### Written instruction
Reproduce each line that includes the word "領域の最高温度".

+++ Record set

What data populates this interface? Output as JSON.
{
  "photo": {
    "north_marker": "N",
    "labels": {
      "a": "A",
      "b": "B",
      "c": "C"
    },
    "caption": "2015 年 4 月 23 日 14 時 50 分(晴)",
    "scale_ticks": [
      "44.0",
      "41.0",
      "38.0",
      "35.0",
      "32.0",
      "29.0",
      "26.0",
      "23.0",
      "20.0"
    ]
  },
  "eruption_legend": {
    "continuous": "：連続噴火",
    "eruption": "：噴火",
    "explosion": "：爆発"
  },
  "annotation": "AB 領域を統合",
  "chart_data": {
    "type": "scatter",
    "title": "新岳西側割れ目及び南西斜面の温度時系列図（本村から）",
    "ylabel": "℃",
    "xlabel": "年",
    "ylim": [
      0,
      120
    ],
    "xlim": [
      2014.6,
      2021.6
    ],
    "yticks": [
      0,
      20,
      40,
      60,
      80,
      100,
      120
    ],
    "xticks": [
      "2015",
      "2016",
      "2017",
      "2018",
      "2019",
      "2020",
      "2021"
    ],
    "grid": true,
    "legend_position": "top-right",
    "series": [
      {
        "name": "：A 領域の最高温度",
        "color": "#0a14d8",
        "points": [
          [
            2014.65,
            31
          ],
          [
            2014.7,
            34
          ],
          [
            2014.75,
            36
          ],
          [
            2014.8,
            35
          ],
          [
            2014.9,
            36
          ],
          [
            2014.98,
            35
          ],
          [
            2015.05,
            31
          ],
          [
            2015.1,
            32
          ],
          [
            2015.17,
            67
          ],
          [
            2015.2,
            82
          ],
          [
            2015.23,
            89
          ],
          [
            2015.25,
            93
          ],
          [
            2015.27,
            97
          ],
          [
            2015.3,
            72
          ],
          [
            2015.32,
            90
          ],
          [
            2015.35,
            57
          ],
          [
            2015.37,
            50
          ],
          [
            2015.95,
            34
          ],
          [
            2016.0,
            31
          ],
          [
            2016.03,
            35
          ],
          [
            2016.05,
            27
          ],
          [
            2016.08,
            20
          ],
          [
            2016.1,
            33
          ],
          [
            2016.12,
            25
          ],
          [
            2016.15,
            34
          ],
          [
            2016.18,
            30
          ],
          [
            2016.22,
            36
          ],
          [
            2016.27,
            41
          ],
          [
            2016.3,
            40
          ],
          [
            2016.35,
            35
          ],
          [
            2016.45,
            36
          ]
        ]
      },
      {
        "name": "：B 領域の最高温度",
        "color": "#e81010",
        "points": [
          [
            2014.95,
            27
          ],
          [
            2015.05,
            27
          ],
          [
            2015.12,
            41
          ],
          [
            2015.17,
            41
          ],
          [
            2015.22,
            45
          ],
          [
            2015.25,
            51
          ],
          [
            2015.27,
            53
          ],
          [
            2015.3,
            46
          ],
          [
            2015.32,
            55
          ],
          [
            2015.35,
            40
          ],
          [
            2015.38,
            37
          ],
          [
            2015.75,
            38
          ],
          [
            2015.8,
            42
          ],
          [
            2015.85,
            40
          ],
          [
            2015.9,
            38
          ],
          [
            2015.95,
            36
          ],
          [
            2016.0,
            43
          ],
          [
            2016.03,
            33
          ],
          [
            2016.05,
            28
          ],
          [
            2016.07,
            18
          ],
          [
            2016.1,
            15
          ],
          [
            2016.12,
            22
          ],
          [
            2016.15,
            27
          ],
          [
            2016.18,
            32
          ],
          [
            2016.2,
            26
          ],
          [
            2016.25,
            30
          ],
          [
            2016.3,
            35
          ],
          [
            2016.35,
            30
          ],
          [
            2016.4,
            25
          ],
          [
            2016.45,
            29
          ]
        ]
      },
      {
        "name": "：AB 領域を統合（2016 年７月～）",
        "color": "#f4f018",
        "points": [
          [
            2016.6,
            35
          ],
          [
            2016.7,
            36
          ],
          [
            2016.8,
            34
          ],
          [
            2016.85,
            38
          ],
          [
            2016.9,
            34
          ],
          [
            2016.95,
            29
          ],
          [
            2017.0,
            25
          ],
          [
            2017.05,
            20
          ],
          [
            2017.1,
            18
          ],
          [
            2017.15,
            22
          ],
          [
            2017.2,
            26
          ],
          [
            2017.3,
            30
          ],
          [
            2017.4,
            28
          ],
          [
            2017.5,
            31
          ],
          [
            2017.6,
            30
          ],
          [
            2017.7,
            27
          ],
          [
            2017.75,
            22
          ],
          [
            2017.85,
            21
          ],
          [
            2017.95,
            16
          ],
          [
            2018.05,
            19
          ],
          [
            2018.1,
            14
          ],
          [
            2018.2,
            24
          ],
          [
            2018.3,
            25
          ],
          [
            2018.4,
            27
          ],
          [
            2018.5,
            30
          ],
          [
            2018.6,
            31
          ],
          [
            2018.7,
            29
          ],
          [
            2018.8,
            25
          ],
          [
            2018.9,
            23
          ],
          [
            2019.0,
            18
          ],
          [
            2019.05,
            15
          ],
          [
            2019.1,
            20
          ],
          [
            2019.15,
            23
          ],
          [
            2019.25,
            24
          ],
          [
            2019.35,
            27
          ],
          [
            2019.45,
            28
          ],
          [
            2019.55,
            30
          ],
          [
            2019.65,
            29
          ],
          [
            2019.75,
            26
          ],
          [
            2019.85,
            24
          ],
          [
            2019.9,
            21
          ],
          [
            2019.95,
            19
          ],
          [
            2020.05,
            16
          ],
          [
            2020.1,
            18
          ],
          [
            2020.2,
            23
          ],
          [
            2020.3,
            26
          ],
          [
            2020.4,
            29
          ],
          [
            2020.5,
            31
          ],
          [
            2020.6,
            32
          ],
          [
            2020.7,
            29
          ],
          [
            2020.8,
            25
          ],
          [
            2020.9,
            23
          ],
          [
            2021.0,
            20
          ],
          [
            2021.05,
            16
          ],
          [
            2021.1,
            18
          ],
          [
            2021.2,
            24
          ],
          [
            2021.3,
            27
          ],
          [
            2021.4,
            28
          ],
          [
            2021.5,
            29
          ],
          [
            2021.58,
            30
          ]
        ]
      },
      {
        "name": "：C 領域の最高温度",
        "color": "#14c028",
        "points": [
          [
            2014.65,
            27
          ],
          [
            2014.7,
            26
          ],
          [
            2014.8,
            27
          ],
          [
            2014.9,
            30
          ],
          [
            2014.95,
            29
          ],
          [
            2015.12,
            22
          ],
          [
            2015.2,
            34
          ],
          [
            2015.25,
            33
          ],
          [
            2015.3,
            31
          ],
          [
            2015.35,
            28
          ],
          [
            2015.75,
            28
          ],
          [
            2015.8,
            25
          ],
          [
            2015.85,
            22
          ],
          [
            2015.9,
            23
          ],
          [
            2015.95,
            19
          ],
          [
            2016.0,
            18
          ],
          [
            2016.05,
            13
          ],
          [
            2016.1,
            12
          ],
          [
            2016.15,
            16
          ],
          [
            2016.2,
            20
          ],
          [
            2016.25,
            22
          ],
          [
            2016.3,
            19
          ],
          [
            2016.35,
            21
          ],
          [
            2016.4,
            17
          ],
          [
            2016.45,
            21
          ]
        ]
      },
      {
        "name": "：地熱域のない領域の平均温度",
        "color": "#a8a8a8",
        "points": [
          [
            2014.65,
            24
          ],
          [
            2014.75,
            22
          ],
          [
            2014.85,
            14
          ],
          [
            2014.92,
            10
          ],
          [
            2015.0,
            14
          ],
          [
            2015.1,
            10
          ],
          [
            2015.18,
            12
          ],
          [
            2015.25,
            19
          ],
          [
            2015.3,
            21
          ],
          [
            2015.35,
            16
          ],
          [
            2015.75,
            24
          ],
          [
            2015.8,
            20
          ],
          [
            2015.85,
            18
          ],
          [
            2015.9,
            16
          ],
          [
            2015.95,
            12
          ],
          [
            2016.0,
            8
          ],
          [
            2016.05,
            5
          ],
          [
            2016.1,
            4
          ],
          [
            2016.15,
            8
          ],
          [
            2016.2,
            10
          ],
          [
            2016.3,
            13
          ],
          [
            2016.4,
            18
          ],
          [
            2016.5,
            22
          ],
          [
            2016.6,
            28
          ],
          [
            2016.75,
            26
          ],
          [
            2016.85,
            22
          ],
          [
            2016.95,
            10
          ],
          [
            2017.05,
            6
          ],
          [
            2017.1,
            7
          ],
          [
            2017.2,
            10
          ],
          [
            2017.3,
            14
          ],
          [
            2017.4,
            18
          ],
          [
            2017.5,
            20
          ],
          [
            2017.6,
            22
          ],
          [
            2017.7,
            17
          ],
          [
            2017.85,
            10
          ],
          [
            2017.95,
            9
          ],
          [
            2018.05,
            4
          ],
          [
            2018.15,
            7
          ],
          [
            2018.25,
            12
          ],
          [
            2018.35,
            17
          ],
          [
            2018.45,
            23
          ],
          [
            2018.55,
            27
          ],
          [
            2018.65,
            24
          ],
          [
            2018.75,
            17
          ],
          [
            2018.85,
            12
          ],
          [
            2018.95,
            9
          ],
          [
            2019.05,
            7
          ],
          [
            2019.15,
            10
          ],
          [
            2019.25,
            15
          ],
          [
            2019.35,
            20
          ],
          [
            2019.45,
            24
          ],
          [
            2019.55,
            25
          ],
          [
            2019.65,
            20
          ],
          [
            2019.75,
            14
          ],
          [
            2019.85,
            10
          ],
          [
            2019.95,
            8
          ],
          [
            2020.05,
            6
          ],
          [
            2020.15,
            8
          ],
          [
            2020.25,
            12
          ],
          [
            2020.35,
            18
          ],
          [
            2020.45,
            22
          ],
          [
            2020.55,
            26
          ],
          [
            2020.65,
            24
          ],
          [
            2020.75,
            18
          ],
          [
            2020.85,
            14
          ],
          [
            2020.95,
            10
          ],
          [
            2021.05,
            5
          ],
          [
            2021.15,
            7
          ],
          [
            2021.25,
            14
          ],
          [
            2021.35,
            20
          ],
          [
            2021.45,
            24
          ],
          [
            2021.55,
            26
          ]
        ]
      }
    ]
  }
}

++++++

### Result of this task
        "name": "：A 領域の最高温度",
        "name": "：B 領域の最高温度",
        "name": "：C 領域の最高温度",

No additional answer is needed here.